* **Your task**:
The entries need to be copied exactly.

[Raw records]
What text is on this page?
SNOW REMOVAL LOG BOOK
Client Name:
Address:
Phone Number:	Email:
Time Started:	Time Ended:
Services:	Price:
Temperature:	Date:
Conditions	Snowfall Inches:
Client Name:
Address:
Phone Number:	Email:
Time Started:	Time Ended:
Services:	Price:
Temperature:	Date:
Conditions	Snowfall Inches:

* **Exercise solution**:
What text is on this page?
SNOW REMOVAL LOG BOOK
Client Name:
Address:
Phone Number:	Email:
Time Started:	Time Ended:
Services:	Price:
Temperature:	Date:
Conditions	Snowfall Inches:
Client Name:
Address:
Phone Number:	Email:
Time Started:	Time Ended:
Services:	Price:
Temperature:	Date:
Conditions	Snowfall Inches:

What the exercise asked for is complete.